• TEXT BLOCK:
FEMA and the FCC sought to address some of these concerns with the Integrated Public Alert and Warning System. It includes the EAS and what is now called Wireless Emergency Alerts (formerly known as the Commercial Mobile Alert System and the Personal Localized Alerting Network).
This “system of systems” approach has a goal of issuing an alert within 10 minutes that will reach 85 percent of a potentially affected population. WEA messages are supposed to override other cellular traffic with a 90-character message accompanied by a distinctive tone and vibration to all properly equipped and programmed cellphones in a designated area.
This is a development welcomed by Morgan Hoaglin at the Arizona Department of Emergency Management, who noted, “IPAWS does not depend on any one technology.”
With cellphones in just about everyone’s pocket, it would seem that WEA could replace the other mass notification systems. An update to that old saying may go, “You can lead a person to information that could save their life, but you can’t make them receive it.”

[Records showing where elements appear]

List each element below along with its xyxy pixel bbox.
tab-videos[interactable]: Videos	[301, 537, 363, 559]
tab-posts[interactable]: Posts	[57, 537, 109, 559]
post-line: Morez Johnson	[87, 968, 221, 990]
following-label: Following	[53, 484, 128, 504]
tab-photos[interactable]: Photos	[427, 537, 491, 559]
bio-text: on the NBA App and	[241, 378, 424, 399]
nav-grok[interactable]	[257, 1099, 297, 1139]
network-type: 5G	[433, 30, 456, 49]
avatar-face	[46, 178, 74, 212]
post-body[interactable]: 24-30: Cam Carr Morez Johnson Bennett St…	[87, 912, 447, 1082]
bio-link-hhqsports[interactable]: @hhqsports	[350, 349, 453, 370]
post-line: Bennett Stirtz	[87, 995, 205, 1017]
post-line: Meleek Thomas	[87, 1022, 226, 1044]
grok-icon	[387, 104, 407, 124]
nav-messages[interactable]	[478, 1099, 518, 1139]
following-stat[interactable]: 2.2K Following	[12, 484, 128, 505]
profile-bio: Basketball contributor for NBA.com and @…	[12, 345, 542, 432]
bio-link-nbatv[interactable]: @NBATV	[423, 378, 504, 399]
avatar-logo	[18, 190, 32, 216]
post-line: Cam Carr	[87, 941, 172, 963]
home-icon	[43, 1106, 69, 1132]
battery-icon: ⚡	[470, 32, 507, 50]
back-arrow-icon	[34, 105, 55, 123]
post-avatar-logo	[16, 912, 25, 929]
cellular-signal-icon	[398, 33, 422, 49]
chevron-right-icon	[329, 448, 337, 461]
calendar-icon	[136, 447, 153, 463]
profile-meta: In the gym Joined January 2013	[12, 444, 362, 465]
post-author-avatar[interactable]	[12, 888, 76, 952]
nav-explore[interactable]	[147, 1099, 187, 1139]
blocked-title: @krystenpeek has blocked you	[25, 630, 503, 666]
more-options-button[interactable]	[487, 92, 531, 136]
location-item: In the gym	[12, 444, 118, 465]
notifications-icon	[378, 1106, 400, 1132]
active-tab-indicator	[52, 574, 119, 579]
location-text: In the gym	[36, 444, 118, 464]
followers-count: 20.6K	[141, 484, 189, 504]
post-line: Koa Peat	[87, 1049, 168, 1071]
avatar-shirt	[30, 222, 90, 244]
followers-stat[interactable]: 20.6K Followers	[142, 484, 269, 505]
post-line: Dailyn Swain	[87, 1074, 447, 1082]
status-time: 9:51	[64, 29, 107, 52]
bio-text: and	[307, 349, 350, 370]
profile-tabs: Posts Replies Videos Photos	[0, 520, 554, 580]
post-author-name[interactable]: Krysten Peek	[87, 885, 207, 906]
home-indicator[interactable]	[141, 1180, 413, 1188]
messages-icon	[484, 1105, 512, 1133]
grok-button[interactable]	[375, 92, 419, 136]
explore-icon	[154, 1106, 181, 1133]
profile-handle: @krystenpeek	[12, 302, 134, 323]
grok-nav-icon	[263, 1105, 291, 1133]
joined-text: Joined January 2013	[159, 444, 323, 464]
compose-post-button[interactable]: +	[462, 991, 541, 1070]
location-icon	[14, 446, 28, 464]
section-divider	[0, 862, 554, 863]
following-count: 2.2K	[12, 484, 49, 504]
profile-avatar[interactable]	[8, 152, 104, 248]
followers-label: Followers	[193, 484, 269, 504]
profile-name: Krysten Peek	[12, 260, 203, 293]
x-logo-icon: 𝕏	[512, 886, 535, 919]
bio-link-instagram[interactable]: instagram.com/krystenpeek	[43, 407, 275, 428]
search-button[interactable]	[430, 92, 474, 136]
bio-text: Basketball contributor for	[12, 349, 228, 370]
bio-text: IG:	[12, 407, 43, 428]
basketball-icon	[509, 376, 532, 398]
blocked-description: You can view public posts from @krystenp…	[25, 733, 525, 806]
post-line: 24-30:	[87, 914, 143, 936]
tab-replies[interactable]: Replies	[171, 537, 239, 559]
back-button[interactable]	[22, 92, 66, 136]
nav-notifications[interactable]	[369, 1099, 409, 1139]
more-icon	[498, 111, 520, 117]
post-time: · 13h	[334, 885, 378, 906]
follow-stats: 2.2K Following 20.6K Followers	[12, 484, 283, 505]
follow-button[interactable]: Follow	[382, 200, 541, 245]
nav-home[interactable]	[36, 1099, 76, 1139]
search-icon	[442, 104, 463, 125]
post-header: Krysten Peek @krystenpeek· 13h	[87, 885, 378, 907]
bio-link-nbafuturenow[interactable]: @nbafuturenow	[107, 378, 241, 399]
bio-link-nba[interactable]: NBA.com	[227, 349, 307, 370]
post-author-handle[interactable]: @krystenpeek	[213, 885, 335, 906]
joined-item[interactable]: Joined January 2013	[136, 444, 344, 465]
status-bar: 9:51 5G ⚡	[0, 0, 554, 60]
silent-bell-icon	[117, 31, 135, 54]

• AIM:
Please reproduce the full passage on emergency alert systems word for word.

• FULL RESPONSE:
FEMA and the FCC sought to address some of these concerns with the Integrated Public Alert and Warning System. It includes the EAS and what is now called Wireless Emergency Alerts (formerly known as the Commercial Mobile Alert System and the Personal Localized Alerting Network).
This “system of systems” approach has a goal of issuing an alert within 10 minutes that will reach 85 percent of a potentially affected population. WEA messages are supposed to override other cellular traffic with a 90-character message accompanied by a distinctive tone and vibration to all properly equipped and programmed cellphones in a designated area.
This is a development welcomed by Morgan Hoaglin at the Arizona Department of Emergency Management, who noted, “IPAWS does not depend on any one technology.”
With cellphones in just about everyone’s pocket, it would seem that WEA could replace the other mass notification systems. An update to that old saying may go, “You can lead a person to information that could save their life, but you can’t make them receive it.”